# Dataset entries:
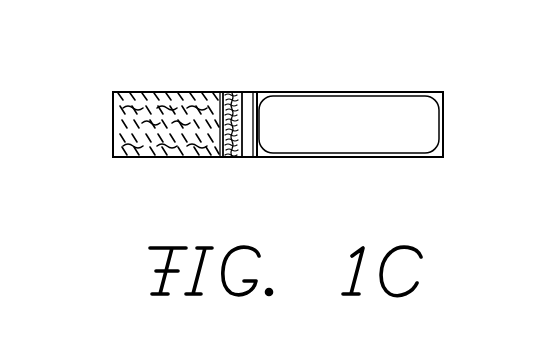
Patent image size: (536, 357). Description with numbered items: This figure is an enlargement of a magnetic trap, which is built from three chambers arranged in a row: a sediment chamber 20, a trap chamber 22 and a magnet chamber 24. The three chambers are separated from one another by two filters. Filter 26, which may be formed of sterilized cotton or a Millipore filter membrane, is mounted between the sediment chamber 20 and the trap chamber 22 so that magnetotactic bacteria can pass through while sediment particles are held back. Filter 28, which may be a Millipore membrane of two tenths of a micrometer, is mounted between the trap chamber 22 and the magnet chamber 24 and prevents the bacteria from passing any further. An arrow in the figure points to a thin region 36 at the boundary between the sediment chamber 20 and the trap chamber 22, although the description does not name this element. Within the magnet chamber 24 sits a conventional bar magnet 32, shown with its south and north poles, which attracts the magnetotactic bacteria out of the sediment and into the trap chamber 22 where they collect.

The sediment chamber 20 is at (125, 92).
The trap chamber 22 is at (231, 158).
The magnet chamber 24 is at (408, 155).
The filter 26 is at (222, 158).
The filter 28 is at (257, 158).
The bar magnet 32 is at (408, 94).
The magnetoresistive layer 36 is at (233, 92).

# TASK REQUIREMENTS:
Retype each entry exactly. No pictures.

# FINAL ANSWER:
Patent image size: (536, 357). Description with numbered items: This figure is an enlargement of a magnetic trap, which is built from three chambers arranged in a row: a sediment chamber 20, a trap chamber 22 and a magnet chamber 24. The three chambers are separated from one another by two filters. Filter 26, which may be formed of sterilized cotton or a Millipore filter membrane, is mounted between the sediment chamber 20 and the trap chamber 22 so that magnetotactic bacteria can pass through while sediment particles are held back. Filter 28, which may be a Millipore membrane of two tenths of a micrometer, is mounted between the trap chamber 22 and the magnet chamber 24 and prevents the bacteria from passing any further. An arrow in the figure points to a thin region 36 at the boundary between the sediment chamber 20 and the trap chamber 22, although the description does not name this element. Within the magnet chamber 24 sits a conventional bar magnet 32, shown with its south and north poles, which attracts the magnetotactic bacteria out of the sediment and into the trap chamber 22 where they collect.

The sediment chamber 20 is at (125, 92).
The trap chamber 22 is at (231, 158).
The magnet chamber 24 is at (408, 155).
The filter 26 is at (222, 158).
The filter 28 is at (257, 158).
The bar magnet 32 is at (408, 94).
The magnetoresistive layer 36 is at (233, 92).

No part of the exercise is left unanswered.